Exercise aim: Quote the entries word for word. Omit the pictures.

--- START Data listing ---

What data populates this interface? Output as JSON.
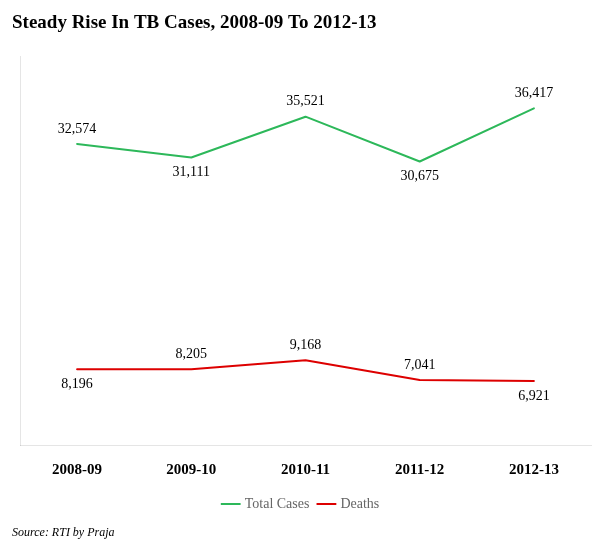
{
  "chart_data": {
    "type": "line",
    "title": "Steady Rise In TB Cases, 2008-09 To 2012-13",
    "annotations": [
      "Source: RTI by Praja"
    ],
    "categories": [
      "2008-09",
      "2009-10",
      "2010-11",
      "2011-12",
      "2012-13"
    ],
    "series": [
      {
        "name": "Total Cases",
        "color": "#2db85a",
        "values": [
          32574,
          31111,
          35521,
          30675,
          36417
        ],
        "value_labels": [
          "32,574",
          "31,111",
          "35,521",
          "30,675",
          "36,417"
        ]
      },
      {
        "name": "Deaths",
        "color": "#dd0000",
        "values": [
          8196,
          8205,
          9168,
          7041,
          6921
        ],
        "value_labels": [
          "8,196",
          "8,205",
          "9,168",
          "7,041",
          "6,921"
        ]
      }
    ],
    "ylim": [
      0,
      42000
    ],
    "grid": false,
    "legend": "bottom",
    "data_labels": true,
    "tick_labels": "x"
  }
}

--- END Data listing ---

Task answer:
What data populates this interface? Output as JSON.
{
  "chart_data": {
    "type": "line",
    "title": "Steady Rise In TB Cases, 2008-09 To 2012-13",
    "annotations": [
      "Source: RTI by Praja"
    ],
    "categories": [
      "2008-09",
      "2009-10",
      "2010-11",
      "2011-12",
      "2012-13"
    ],
    "series": [
      {
        "name": "Total Cases",
        "color": "#2db85a",
        "values": [
          32574,
          31111,
          35521,
          30675,
          36417
        ],
        "value_labels": [
          "32,574",
          "31,111",
          "35,521",
          "30,675",
          "36,417"
        ]
      },
      {
        "name": "Deaths",
        "color": "#dd0000",
        "values": [
          8196,
          8205,
          9168,
          7041,
          6921
        ],
        "value_labels": [
          "8,196",
          "8,205",
          "9,168",
          "7,041",
          "6,921"
        ]
      }
    ],
    "ylim": [
      0,
      42000
    ],
    "grid": false,
    "legend": "bottom",
    "data_labels": true,
    "tick_labels": "x"
  }
}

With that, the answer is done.